◆ Material for this exercise ◆
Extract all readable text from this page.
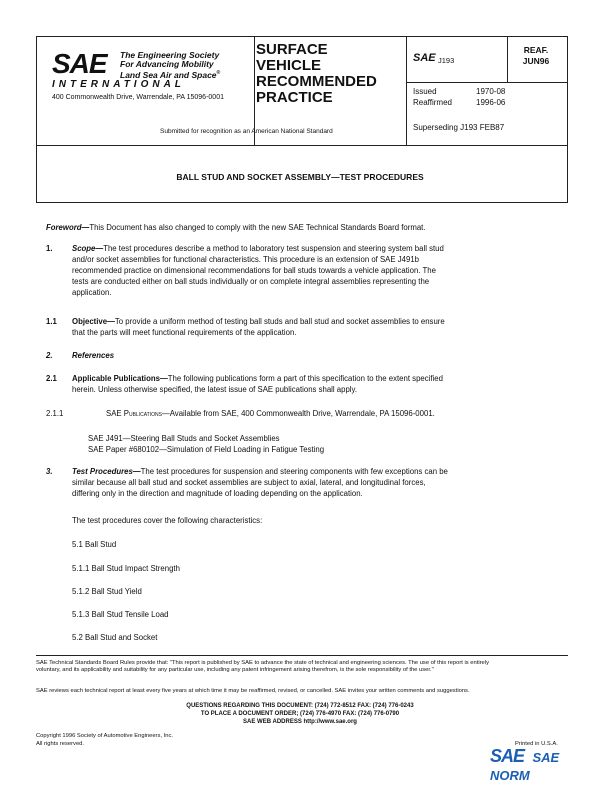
SAE The Engineering Society
For Advancing Mobility
Land Sea Air and Space®
INTERNATIONAL
400 Commonwealth Drive, Warrendale, PA 15096-0001
SURFACE
VEHICLE
RECOMMENDED
PRACTICE
Submitted for recognition as an American National Standard
SAE J193
REAF.
JUN96
Issued	1970-08
Reaffirmed	1996-06
Superseding J193 FEB87
BALL STUD AND SOCKET ASSEMBLY—TEST PROCEDURES
Foreword—This Document has also changed to comply with the new SAE Technical Standards Board format.
1. Scope—The test procedures describe a method to laboratory test suspension and steering system ball stud
and/or socket assemblies for functional characteristics. This procedure is an extension of SAE J491b
recommended practice on dimensional recommendations for ball studs towards a vehicle application. The
tests are conducted either on ball studs individually or on complete integral assemblies representing the
application.
1.1 Objective—To provide a uniform method of testing ball studs and ball stud and socket assemblies to ensure
that the parts will meet functional requirements of the application.
2. References
2.1 Applicable Publications—The following publications form a part of this specification to the extent specified
herein. Unless otherwise specified, the latest issue of SAE publications shall apply.
2.1.1	SAE Publications—Available from SAE, 400 Commonwealth Drive, Warrendale, PA 15096-0001.
SAE J491—Steering Ball Studs and Socket Assemblies
SAE Paper #680102—Simulation of Field Loading in Fatigue Testing
3. Test Procedures—The test procedures for suspension and steering components with few exceptions can be
similar because all ball stud and socket assemblies are subject to axial, lateral, and longitudinal forces,
differing only in the direction and magnitude of loading depending on the application.
The test procedures cover the following characteristics:
5.1 Ball Stud
5.1.1 Ball Stud Impact Strength
5.1.2 Ball Stud Yield
5.1.3 Ball Stud Tensile Load
5.2 Ball Stud and Socket
SAE Technical Standards Board Rules provide that: "This report is published by SAE to advance the state of technical and engineering sciences. The use of this report is entirely
voluntary, and its applicability and suitability for any particular use, including any patent infringement arising therefrom, is the sole responsibility of the user."
SAE reviews each technical report at least every five years at which time it may be reaffirmed, revised, or cancelled. SAE invites your written comments and suggestions.
QUESTIONS REGARDING THIS DOCUMENT: (724) 772-8512 FAX: (724) 776-0243
TO PLACE A DOCUMENT ORDER; (724) 776-4970 FAX: (724) 776-0790
SAE WEB ADDRESS http://www.sae.org
Copyright 1996 Society of Automotive Engineers, Inc.
All rights reserved.	Printed in U.S.A.
SAE SAE NORM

◆ Requirements ◆
Would you mind returning each entry above word for word, skipping the images?

◆ Reply to the exercise ◆
Extract all readable text from this page.
SAE The Engineering Society
For Advancing Mobility
Land Sea Air and Space®
INTERNATIONAL
400 Commonwealth Drive, Warrendale, PA 15096-0001
SURFACE
VEHICLE
RECOMMENDED
PRACTICE
Submitted for recognition as an American National Standard
SAE J193
REAF.
JUN96
Issued	1970-08
Reaffirmed	1996-06
Superseding J193 FEB87
BALL STUD AND SOCKET ASSEMBLY—TEST PROCEDURES
Foreword—This Document has also changed to comply with the new SAE Technical Standards Board format.
1. Scope—The test procedures describe a method to laboratory test suspension and steering system ball stud
and/or socket assemblies for functional characteristics. This procedure is an extension of SAE J491b
recommended practice on dimensional recommendations for ball studs towards a vehicle application. The
tests are conducted either on ball studs individually or on complete integral assemblies representing the
application.
1.1 Objective—To provide a uniform method of testing ball studs and ball stud and socket assemblies to ensure
that the parts will meet functional requirements of the application.
2. References
2.1 Applicable Publications—The following publications form a part of this specification to the extent specified
herein. Unless otherwise specified, the latest issue of SAE publications shall apply.
2.1.1	SAE Publications—Available from SAE, 400 Commonwealth Drive, Warrendale, PA 15096-0001.
SAE J491—Steering Ball Studs and Socket Assemblies
SAE Paper #680102—Simulation of Field Loading in Fatigue Testing
3. Test Procedures—The test procedures for suspension and steering components with few exceptions can be
similar because all ball stud and socket assemblies are subject to axial, lateral, and longitudinal forces,
differing only in the direction and magnitude of loading depending on the application.
The test procedures cover the following characteristics:
5.1 Ball Stud
5.1.1 Ball Stud Impact Strength
5.1.2 Ball Stud Yield
5.1.3 Ball Stud Tensile Load
5.2 Ball Stud and Socket
SAE Technical Standards Board Rules provide that: "This report is published by SAE to advance the state of technical and engineering sciences. The use of this report is entirely
voluntary, and its applicability and suitability for any particular use, including any patent infringement arising therefrom, is the sole responsibility of the user."
SAE reviews each technical report at least every five years at which time it may be reaffirmed, revised, or cancelled. SAE invites your written comments and suggestions.
QUESTIONS REGARDING THIS DOCUMENT: (724) 772-8512 FAX: (724) 776-0243
TO PLACE A DOCUMENT ORDER; (724) 776-4970 FAX: (724) 776-0790
SAE WEB ADDRESS http://www.sae.org
Copyright 1996 Society of Automotive Engineers, Inc.
All rights reserved.	Printed in U.S.A.
SAE SAE NORM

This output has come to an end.